» Records for this exercise:
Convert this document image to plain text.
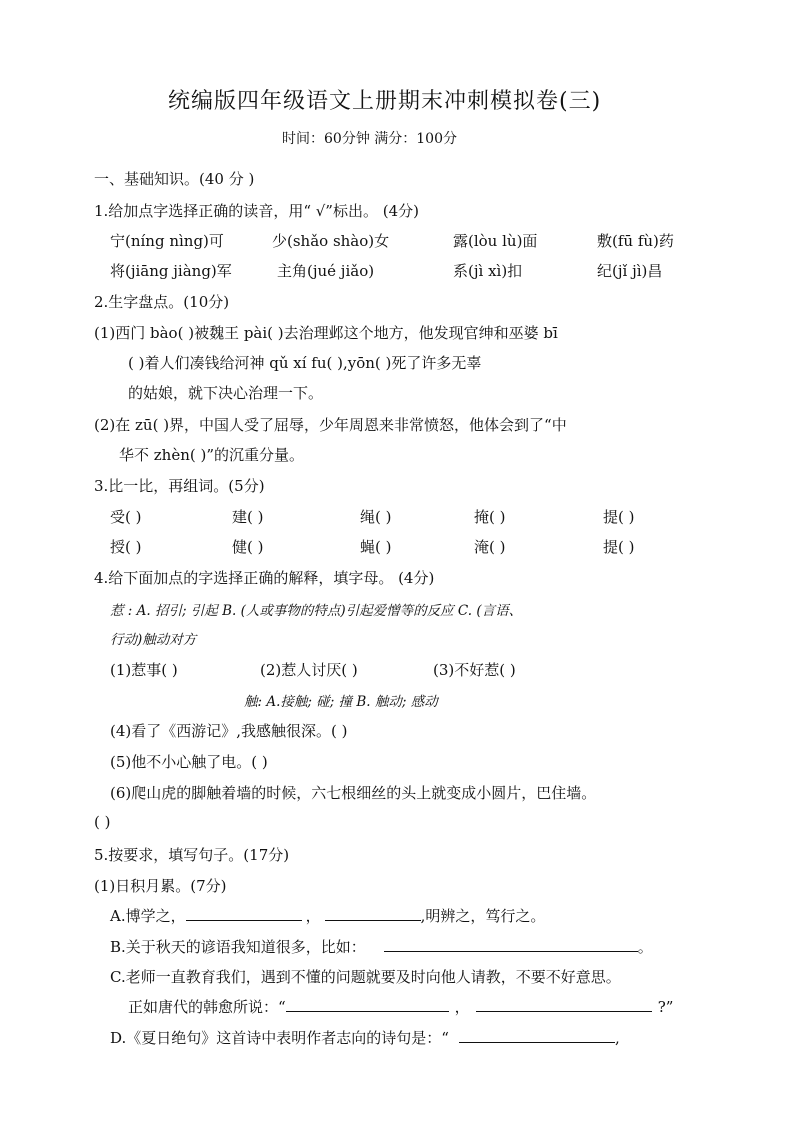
统编版四年级语文上册期末冲刺模拟卷(三)
时间：60分钟 满分：100分
一、基础知识。(40 分 )
1.给加点字选择正确的读音，用“ √”标出。 (4分)
宁(níng nìng)可	少(shǎo shào)女	露(lòu lù)面	敷(fū fù)药
将(jiāng jiàng)军	主角(jué jiǎo)	系(jì xì)扣	纪(jǐ jì)昌
2.生字盘点。(10分)
(1)西门 bào( )被魏王 pài( )去治理邺这个地方，他发现官绅和巫婆 bī
( )着人们凑钱给河神 qǔ xí fu( ),yōn( )死了许多无辜
的姑娘，就下决心治理一下。
(2)在 zū( )界，中国人受了屈辱，少年周恩来非常愤怒，他体会到了“中
华不 zhèn( )”的沉重分量。
3.比一比，再组词。(5分)
受( )	建( )	绳( )	掩( )	提( )
授( )	健( )	蝇( )	淹( )	提( )
4.给下面加点的字选择正确的解释，填字母。 (4分)
惹 : A. 招引; 引起 B. (人或事物的特点)引起爱憎等的反应 C. (言语、
行动)触动对方
(1)惹事( )	(2)惹人讨厌( )	(3)不好惹( )
触: A.接触; 碰; 撞 B. 触动; 感动
(4)看了《西游记》,我感触很深。( )
(5)他不小心触了电。( )
(6)爬山虎的脚触着墙的时候，六七根细丝的头上就变成小圆片，巴住墙。
( )
5.按要求，填写句子。(17分)
(1)日积月累。(7分)
A.博学之，	，	,明辨之，笃行之。
B.关于秋天的谚语我知道很多，比如：	。
C.老师一直教育我们，遇到不懂的问题就要及时向他人请教，不要不好意思。
正如唐代的韩愈所说：“	，	?”
D.《夏日绝句》这首诗中表明作者志向的诗句是：“	,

» To be done: Without the pictures, print the records in full, exactly as they appear.

» Response below:
Convert this document image to plain text.
统编版四年级语文上册期末冲刺模拟卷(三)
时间：60分钟 满分：100分
一、基础知识。(40 分 )
1.给加点字选择正确的读音，用“ √”标出。 (4分)
宁(níng nìng)可	少(shǎo shào)女	露(lòu lù)面	敷(fū fù)药
将(jiāng jiàng)军	主角(jué jiǎo)	系(jì xì)扣	纪(jǐ jì)昌
2.生字盘点。(10分)
(1)西门 bào( )被魏王 pài( )去治理邺这个地方，他发现官绅和巫婆 bī
( )着人们凑钱给河神 qǔ xí fu( ),yōn( )死了许多无辜
的姑娘，就下决心治理一下。
(2)在 zū( )界，中国人受了屈辱，少年周恩来非常愤怒，他体会到了“中
华不 zhèn( )”的沉重分量。
3.比一比，再组词。(5分)
受( )	建( )	绳( )	掩( )	提( )
授( )	健( )	蝇( )	淹( )	提( )
4.给下面加点的字选择正确的解释，填字母。 (4分)
惹 : A. 招引; 引起 B. (人或事物的特点)引起爱憎等的反应 C. (言语、
行动)触动对方
(1)惹事( )	(2)惹人讨厌( )	(3)不好惹( )
触: A.接触; 碰; 撞 B. 触动; 感动
(4)看了《西游记》,我感触很深。( )
(5)他不小心触了电。( )
(6)爬山虎的脚触着墙的时候，六七根细丝的头上就变成小圆片，巴住墙。
( )
5.按要求，填写句子。(17分)
(1)日积月累。(7分)
A.博学之，	，	,明辨之，笃行之。
B.关于秋天的谚语我知道很多，比如：	。
C.老师一直教育我们，遇到不懂的问题就要及时向他人请教，不要不好意思。
正如唐代的韩愈所说：“	，	?”
D.《夏日绝句》这首诗中表明作者志向的诗句是：“	,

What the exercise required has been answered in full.